A run of records
#####

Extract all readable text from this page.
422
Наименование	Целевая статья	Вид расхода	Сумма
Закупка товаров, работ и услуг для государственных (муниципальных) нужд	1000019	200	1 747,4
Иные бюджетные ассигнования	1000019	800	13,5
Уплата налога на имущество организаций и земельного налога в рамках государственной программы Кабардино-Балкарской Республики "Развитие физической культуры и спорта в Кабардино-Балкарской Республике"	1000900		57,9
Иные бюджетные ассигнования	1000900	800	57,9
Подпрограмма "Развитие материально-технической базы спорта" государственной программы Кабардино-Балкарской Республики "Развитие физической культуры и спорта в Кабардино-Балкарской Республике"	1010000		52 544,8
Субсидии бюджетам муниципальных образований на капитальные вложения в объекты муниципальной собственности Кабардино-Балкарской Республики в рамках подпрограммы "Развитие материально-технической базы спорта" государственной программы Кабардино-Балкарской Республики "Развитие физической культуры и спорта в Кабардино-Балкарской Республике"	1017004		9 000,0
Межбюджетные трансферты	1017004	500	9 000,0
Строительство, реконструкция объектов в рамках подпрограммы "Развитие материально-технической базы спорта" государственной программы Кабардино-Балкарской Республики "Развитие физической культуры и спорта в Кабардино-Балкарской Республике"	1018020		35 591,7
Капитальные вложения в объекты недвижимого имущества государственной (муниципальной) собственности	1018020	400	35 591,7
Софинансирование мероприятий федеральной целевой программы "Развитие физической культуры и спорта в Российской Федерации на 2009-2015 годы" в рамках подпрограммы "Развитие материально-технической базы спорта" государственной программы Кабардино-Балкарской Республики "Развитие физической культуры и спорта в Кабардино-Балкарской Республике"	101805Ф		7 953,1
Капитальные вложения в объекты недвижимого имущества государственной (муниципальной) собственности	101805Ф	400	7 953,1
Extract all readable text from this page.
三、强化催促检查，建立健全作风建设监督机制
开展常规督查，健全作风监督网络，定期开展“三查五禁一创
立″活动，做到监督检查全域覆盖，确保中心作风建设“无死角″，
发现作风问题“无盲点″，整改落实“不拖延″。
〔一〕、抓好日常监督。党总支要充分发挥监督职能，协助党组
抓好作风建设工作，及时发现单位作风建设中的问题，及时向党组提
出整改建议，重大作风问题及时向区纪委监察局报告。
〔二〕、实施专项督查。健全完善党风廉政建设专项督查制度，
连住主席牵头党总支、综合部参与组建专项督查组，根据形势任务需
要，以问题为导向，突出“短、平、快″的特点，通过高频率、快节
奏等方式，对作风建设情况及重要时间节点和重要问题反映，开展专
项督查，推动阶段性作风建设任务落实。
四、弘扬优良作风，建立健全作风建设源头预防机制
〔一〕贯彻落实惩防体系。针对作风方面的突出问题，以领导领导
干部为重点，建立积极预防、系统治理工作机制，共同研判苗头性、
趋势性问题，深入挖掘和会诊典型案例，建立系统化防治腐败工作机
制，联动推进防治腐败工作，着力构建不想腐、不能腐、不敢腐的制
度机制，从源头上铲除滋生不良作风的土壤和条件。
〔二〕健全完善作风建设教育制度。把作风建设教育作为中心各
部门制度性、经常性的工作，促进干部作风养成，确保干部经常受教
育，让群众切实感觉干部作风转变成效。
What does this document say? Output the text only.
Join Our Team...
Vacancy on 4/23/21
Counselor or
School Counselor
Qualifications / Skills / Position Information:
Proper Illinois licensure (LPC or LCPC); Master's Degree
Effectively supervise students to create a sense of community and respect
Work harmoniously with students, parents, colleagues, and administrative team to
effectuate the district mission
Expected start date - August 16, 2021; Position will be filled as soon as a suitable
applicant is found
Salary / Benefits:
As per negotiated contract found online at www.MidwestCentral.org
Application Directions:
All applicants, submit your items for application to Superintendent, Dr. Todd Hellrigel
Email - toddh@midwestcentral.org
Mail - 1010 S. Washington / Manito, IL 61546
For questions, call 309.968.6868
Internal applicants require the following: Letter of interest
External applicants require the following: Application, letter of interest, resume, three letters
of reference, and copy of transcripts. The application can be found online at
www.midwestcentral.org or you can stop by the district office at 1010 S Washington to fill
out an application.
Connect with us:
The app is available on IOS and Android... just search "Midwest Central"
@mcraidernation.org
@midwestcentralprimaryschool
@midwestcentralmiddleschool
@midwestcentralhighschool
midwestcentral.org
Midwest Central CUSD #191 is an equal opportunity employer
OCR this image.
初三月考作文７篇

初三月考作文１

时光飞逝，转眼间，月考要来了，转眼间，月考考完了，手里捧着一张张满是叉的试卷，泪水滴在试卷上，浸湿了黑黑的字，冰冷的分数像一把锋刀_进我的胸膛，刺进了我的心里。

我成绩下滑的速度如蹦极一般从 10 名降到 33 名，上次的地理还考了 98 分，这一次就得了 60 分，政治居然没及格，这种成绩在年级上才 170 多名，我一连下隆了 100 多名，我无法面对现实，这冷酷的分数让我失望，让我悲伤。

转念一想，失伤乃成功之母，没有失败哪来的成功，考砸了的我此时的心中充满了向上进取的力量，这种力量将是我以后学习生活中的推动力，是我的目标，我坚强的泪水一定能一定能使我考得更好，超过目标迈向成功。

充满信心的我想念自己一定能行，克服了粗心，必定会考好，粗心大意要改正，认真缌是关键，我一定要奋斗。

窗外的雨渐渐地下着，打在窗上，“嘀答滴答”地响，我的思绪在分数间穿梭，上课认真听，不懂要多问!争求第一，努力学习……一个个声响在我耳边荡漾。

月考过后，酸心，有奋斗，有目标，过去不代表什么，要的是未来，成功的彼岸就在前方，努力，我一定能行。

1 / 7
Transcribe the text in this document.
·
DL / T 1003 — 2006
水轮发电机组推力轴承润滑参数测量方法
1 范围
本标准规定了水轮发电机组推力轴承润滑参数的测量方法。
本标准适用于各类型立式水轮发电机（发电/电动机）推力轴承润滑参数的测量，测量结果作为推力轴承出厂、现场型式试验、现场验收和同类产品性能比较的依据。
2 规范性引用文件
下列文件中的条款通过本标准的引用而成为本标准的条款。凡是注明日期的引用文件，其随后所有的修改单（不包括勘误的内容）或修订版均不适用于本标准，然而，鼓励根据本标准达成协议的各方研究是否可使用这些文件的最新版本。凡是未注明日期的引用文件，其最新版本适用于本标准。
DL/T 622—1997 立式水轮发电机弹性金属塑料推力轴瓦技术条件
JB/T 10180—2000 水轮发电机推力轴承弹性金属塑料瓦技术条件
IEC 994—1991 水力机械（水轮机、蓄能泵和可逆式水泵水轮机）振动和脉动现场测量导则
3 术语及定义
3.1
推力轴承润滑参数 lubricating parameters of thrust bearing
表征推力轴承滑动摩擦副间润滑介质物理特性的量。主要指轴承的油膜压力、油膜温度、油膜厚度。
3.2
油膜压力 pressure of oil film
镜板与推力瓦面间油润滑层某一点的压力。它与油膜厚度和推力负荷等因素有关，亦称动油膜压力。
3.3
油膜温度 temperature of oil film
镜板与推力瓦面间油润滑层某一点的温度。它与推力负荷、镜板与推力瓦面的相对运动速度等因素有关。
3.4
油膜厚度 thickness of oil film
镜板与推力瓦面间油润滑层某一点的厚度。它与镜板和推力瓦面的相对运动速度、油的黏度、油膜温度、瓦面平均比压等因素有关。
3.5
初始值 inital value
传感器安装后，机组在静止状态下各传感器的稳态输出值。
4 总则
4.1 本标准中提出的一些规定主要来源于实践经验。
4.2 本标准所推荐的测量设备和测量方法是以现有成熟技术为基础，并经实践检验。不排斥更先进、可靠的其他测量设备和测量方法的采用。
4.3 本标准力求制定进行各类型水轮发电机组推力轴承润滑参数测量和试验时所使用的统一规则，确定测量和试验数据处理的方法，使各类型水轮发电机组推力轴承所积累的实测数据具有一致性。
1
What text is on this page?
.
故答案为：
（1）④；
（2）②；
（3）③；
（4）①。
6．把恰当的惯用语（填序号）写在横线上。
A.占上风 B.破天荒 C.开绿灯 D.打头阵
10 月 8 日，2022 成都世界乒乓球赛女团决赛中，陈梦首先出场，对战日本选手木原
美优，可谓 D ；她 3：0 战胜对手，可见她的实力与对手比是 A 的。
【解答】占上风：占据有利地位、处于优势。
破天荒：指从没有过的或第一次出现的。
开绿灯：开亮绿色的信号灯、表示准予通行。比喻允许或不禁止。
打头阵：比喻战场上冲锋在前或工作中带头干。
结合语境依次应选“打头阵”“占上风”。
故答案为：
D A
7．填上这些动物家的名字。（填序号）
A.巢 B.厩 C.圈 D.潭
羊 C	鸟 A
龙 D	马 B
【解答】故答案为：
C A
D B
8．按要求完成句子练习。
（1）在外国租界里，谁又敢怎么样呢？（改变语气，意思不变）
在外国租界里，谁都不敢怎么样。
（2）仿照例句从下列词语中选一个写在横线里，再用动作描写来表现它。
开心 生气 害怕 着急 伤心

#####

REQUIREMENT:
Copy out every line from the one containing "What text is on this page?" to the end of the material, both ends included.

TASK SOLUTION:
What text is on this page?
.
故答案为：
（1）④；
（2）②；
（3）③；
（4）①。
6．把恰当的惯用语（填序号）写在横线上。
A.占上风 B.破天荒 C.开绿灯 D.打头阵
10 月 8 日，2022 成都世界乒乓球赛女团决赛中，陈梦首先出场，对战日本选手木原
美优，可谓 D ；她 3：0 战胜对手，可见她的实力与对手比是 A 的。
【解答】占上风：占据有利地位、处于优势。
破天荒：指从没有过的或第一次出现的。
开绿灯：开亮绿色的信号灯、表示准予通行。比喻允许或不禁止。
打头阵：比喻战场上冲锋在前或工作中带头干。
结合语境依次应选“打头阵”“占上风”。
故答案为：
D A
7．填上这些动物家的名字。（填序号）
A.巢 B.厩 C.圈 D.潭
羊 C	鸟 A
龙 D	马 B
【解答】故答案为：
C A
D B
8．按要求完成句子练习。
（1）在外国租界里，谁又敢怎么样呢？（改变语气，意思不变）
在外国租界里，谁都不敢怎么样。
（2）仿照例句从下列词语中选一个写在横线里，再用动作描写来表现它。
开心 生气 害怕 着急 伤心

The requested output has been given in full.